**Given task:** Repeat each entry word for word. Leave any images out of the copy.

**Provided data:**
────────────────────────────────────────

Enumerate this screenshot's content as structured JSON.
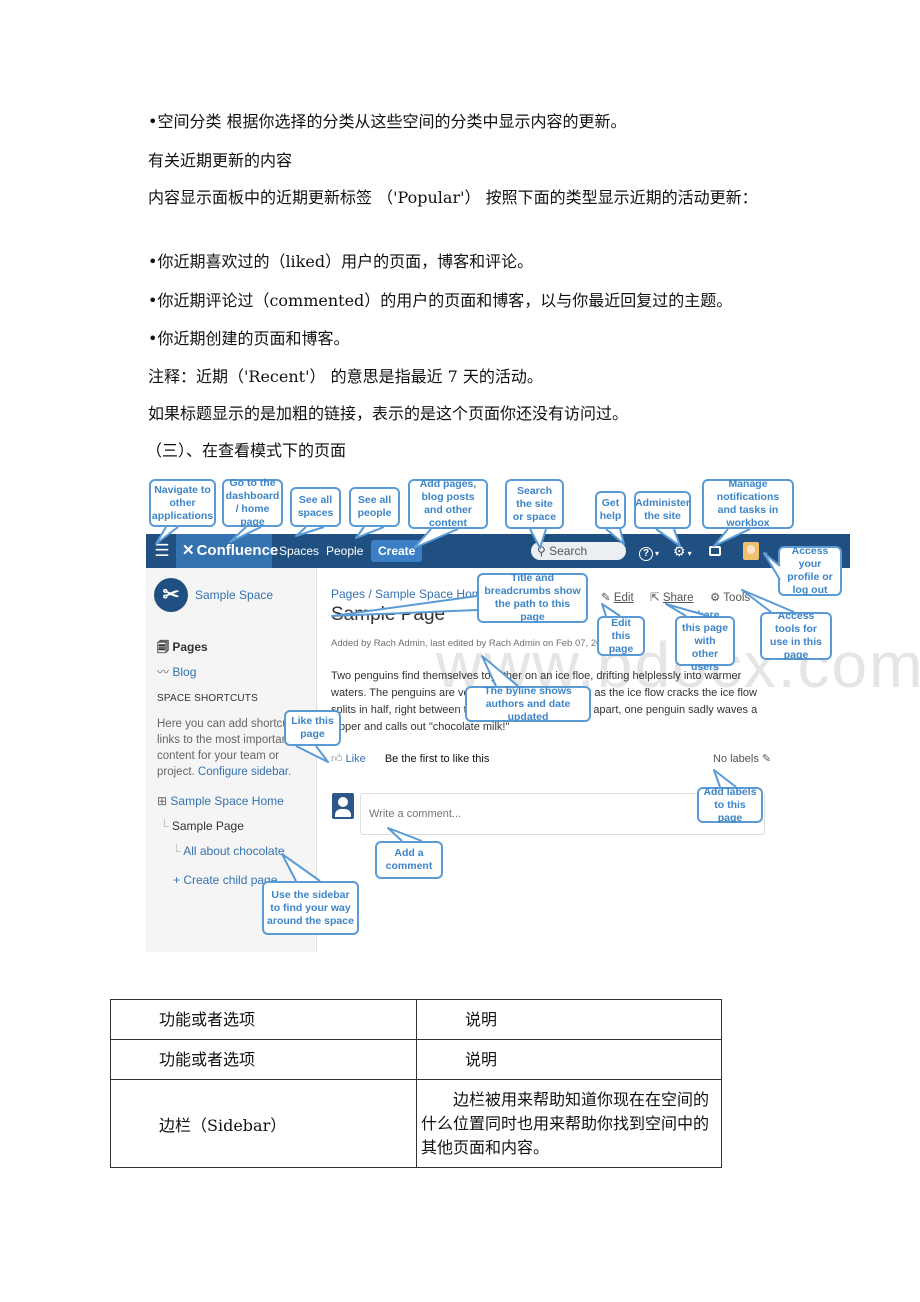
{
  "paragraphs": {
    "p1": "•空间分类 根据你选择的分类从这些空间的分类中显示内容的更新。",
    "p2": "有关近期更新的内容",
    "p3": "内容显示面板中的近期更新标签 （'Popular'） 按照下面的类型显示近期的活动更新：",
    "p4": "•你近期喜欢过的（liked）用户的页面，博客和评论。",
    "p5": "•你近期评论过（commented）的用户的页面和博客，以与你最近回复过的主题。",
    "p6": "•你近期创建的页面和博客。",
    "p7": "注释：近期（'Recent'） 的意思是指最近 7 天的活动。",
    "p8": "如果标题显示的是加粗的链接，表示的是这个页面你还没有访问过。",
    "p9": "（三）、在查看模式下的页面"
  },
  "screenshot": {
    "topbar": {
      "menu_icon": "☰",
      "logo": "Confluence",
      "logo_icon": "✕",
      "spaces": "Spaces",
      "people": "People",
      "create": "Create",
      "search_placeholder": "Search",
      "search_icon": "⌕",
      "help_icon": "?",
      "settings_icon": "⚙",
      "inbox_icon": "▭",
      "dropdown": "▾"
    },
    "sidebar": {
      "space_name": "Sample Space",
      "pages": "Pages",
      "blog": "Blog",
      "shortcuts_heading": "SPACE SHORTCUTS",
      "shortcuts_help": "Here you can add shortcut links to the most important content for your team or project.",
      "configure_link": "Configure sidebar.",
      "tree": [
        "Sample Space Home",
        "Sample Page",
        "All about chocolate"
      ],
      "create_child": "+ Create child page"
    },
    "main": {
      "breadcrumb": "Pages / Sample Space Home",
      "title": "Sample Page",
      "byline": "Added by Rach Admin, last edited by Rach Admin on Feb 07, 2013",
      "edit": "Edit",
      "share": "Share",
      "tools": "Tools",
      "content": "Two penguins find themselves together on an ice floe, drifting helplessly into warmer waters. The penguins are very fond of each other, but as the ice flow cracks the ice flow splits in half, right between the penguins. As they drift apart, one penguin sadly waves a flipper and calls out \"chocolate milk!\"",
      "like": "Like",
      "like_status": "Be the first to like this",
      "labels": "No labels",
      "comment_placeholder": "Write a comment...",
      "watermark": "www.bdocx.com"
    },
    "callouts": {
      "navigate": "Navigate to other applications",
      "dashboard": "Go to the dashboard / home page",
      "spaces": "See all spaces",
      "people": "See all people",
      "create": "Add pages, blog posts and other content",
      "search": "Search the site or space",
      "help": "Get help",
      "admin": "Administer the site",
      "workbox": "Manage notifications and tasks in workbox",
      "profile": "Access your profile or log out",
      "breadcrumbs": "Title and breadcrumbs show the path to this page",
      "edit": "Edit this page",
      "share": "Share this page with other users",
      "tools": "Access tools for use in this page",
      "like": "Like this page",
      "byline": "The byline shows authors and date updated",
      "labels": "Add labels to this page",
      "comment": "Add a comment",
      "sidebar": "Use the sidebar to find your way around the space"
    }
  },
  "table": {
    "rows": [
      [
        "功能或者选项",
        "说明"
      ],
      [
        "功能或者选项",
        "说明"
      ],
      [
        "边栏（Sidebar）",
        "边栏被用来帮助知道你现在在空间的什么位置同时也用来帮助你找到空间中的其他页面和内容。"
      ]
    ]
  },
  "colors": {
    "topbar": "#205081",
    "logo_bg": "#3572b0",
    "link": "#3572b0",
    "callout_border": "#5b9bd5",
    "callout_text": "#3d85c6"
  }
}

────────────────────────────────────────

**Response:**
Enumerate this screenshot's content as structured JSON.
{
  "paragraphs": {
    "p1": "•空间分类 根据你选择的分类从这些空间的分类中显示内容的更新。",
    "p2": "有关近期更新的内容",
    "p3": "内容显示面板中的近期更新标签 （'Popular'） 按照下面的类型显示近期的活动更新：",
    "p4": "•你近期喜欢过的（liked）用户的页面，博客和评论。",
    "p5": "•你近期评论过（commented）的用户的页面和博客，以与你最近回复过的主题。",
    "p6": "•你近期创建的页面和博客。",
    "p7": "注释：近期（'Recent'） 的意思是指最近 7 天的活动。",
    "p8": "如果标题显示的是加粗的链接，表示的是这个页面你还没有访问过。",
    "p9": "（三）、在查看模式下的页面"
  },
  "screenshot": {
    "topbar": {
      "menu_icon": "☰",
      "logo": "Confluence",
      "logo_icon": "✕",
      "spaces": "Spaces",
      "people": "People",
      "create": "Create",
      "search_placeholder": "Search",
      "search_icon": "⌕",
      "help_icon": "?",
      "settings_icon": "⚙",
      "inbox_icon": "▭",
      "dropdown": "▾"
    },
    "sidebar": {
      "space_name": "Sample Space",
      "pages": "Pages",
      "blog": "Blog",
      "shortcuts_heading": "SPACE SHORTCUTS",
      "shortcuts_help": "Here you can add shortcut links to the most important content for your team or project.",
      "configure_link": "Configure sidebar.",
      "tree": [
        "Sample Space Home",
        "Sample Page",
        "All about chocolate"
      ],
      "create_child": "+ Create child page"
    },
    "main": {
      "breadcrumb": "Pages / Sample Space Home",
      "title": "Sample Page",
      "byline": "Added by Rach Admin, last edited by Rach Admin on Feb 07, 2013",
      "edit": "Edit",
      "share": "Share",
      "tools": "Tools",
      "content": "Two penguins find themselves together on an ice floe, drifting helplessly into warmer waters. The penguins are very fond of each other, but as the ice flow cracks the ice flow splits in half, right between the penguins. As they drift apart, one penguin sadly waves a flipper and calls out \"chocolate milk!\"",
      "like": "Like",
      "like_status": "Be the first to like this",
      "labels": "No labels",
      "comment_placeholder": "Write a comment...",
      "watermark": "www.bdocx.com"
    },
    "callouts": {
      "navigate": "Navigate to other applications",
      "dashboard": "Go to the dashboard / home page",
      "spaces": "See all spaces",
      "people": "See all people",
      "create": "Add pages, blog posts and other content",
      "search": "Search the site or space",
      "help": "Get help",
      "admin": "Administer the site",
      "workbox": "Manage notifications and tasks in workbox",
      "profile": "Access your profile or log out",
      "breadcrumbs": "Title and breadcrumbs show the path to this page",
      "edit": "Edit this page",
      "share": "Share this page with other users",
      "tools": "Access tools for use in this page",
      "like": "Like this page",
      "byline": "The byline shows authors and date updated",
      "labels": "Add labels to this page",
      "comment": "Add a comment",
      "sidebar": "Use the sidebar to find your way around the space"
    }
  },
  "table": {
    "rows": [
      [
        "功能或者选项",
        "说明"
      ],
      [
        "功能或者选项",
        "说明"
      ],
      [
        "边栏（Sidebar）",
        "边栏被用来帮助知道你现在在空间的什么位置同时也用来帮助你找到空间中的其他页面和内容。"
      ]
    ]
  },
  "colors": {
    "topbar": "#205081",
    "logo_bg": "#3572b0",
    "link": "#3572b0",
    "callout_border": "#5b9bd5",
    "callout_text": "#3d85c6"
  }
}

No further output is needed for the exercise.